*Given exercise:* Compute the number of lines that include the string "fingerprint", then output that number and nothing else.

*Data supplied:*
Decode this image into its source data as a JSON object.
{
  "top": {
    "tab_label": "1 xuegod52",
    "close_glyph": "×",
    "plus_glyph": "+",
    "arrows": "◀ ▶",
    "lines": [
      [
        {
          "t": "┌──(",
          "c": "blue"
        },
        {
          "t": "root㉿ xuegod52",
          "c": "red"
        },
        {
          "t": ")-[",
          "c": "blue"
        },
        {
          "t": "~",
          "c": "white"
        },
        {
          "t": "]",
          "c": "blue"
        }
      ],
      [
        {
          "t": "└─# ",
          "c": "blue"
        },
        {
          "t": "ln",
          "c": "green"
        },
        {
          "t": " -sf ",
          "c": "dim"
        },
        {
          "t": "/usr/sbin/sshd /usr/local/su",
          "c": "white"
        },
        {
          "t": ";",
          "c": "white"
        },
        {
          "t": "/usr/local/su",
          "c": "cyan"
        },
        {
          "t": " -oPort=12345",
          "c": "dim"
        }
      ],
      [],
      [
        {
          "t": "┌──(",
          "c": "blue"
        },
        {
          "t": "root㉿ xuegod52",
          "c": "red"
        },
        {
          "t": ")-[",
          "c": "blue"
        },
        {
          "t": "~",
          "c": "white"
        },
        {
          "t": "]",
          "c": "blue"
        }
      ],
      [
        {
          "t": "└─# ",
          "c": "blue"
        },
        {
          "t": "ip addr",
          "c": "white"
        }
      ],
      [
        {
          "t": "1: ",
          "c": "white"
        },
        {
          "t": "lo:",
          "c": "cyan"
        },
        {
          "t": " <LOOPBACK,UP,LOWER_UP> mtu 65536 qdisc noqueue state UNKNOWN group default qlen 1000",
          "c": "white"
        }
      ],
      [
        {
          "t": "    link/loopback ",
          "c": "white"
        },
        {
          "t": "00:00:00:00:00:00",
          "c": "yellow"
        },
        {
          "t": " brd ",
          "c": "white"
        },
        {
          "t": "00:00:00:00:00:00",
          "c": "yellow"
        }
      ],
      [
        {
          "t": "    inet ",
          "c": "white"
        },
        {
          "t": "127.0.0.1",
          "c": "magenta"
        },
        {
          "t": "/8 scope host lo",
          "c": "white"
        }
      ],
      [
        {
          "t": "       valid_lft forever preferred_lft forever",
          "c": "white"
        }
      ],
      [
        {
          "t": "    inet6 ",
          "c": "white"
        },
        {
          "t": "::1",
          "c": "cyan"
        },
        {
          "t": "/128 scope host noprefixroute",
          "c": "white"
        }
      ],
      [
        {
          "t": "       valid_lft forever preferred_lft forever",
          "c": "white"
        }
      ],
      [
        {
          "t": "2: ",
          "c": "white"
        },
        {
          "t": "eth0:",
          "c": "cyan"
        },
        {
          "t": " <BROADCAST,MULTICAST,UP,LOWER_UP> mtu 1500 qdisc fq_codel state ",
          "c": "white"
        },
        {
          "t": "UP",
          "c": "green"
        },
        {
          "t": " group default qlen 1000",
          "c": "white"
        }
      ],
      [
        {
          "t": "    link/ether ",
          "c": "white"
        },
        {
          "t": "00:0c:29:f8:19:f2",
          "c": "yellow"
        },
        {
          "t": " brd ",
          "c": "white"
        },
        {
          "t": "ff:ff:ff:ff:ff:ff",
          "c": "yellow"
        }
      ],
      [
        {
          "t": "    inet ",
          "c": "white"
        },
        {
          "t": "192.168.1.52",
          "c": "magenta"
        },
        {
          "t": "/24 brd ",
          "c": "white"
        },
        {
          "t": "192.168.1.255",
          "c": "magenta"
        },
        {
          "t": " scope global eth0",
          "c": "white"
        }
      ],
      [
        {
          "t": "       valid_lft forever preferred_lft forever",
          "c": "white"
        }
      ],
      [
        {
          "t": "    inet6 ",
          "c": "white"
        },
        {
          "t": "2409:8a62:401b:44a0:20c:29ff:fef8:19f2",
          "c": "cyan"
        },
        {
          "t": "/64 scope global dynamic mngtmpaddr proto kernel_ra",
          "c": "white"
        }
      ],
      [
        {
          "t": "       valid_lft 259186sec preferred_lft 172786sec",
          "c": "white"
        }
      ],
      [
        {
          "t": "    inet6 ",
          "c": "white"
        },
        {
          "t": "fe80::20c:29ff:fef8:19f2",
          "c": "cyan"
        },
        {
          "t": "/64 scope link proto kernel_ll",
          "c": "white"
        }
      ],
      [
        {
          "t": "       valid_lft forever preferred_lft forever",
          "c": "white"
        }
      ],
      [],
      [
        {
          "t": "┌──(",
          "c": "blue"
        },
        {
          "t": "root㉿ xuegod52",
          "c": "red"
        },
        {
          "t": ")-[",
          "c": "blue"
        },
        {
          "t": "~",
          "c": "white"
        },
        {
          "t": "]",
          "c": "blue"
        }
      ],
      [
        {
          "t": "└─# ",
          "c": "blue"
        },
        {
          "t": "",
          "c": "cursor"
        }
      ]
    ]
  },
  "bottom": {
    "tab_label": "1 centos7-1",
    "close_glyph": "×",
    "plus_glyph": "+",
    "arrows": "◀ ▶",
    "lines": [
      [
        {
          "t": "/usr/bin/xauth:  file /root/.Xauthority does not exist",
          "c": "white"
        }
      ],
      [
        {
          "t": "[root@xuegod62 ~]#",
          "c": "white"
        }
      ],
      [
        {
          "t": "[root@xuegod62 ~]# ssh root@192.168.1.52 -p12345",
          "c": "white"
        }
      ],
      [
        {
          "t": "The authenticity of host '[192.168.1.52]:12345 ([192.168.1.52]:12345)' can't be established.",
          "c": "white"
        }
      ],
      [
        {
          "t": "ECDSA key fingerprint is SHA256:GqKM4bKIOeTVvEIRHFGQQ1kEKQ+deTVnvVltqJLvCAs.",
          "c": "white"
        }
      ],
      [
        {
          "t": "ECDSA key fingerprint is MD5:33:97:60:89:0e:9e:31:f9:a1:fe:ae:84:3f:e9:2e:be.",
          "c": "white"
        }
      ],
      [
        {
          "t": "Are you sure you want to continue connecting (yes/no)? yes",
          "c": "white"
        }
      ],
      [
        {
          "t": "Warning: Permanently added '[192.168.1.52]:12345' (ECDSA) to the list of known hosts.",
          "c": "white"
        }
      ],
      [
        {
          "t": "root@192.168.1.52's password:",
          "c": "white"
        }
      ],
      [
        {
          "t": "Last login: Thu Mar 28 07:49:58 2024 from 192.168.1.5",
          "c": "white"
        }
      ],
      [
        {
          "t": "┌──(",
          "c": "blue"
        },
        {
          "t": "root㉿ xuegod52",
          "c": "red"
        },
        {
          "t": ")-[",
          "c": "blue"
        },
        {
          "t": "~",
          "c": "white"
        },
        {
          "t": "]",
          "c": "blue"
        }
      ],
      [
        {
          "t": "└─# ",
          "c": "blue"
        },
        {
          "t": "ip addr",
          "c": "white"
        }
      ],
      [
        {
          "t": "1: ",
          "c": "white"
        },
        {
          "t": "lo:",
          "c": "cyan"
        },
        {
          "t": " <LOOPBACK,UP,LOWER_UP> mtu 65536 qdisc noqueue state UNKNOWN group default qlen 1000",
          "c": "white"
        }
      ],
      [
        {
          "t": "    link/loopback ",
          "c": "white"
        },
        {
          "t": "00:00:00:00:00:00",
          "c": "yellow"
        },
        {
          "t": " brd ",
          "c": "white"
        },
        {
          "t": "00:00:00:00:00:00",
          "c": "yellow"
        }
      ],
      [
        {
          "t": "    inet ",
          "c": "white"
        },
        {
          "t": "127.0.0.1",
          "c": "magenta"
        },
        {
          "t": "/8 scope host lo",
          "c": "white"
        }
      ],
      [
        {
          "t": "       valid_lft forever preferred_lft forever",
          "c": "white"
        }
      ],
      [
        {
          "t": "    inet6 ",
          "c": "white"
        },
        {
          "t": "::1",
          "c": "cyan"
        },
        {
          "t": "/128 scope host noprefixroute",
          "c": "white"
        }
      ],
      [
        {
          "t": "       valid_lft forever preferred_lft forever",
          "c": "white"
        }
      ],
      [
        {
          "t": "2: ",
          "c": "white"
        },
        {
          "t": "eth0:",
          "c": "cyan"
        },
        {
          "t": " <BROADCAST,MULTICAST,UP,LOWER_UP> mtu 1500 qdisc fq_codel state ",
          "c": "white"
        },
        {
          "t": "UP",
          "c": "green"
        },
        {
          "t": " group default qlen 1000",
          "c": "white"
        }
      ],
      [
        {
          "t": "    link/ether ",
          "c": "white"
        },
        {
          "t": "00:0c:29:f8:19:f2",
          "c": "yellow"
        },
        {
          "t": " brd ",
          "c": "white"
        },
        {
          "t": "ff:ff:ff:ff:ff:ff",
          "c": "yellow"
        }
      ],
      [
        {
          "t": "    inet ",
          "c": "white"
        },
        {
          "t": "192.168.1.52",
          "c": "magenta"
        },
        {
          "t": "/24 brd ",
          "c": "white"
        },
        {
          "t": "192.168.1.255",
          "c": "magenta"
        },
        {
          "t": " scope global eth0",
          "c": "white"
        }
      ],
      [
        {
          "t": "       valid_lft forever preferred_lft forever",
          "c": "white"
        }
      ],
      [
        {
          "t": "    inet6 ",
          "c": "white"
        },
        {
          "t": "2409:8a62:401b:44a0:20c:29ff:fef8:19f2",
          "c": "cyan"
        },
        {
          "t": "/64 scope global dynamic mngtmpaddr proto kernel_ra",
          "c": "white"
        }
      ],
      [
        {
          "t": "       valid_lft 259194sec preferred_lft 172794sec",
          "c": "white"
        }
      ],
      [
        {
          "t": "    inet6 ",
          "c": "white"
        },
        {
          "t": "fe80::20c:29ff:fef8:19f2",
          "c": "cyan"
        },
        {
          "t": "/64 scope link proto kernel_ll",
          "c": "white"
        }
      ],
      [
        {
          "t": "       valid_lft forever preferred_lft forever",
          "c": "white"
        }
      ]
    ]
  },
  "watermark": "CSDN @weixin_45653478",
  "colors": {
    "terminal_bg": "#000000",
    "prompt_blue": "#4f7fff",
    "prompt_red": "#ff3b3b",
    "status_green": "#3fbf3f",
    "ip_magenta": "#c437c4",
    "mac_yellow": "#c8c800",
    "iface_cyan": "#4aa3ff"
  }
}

*The response:* 2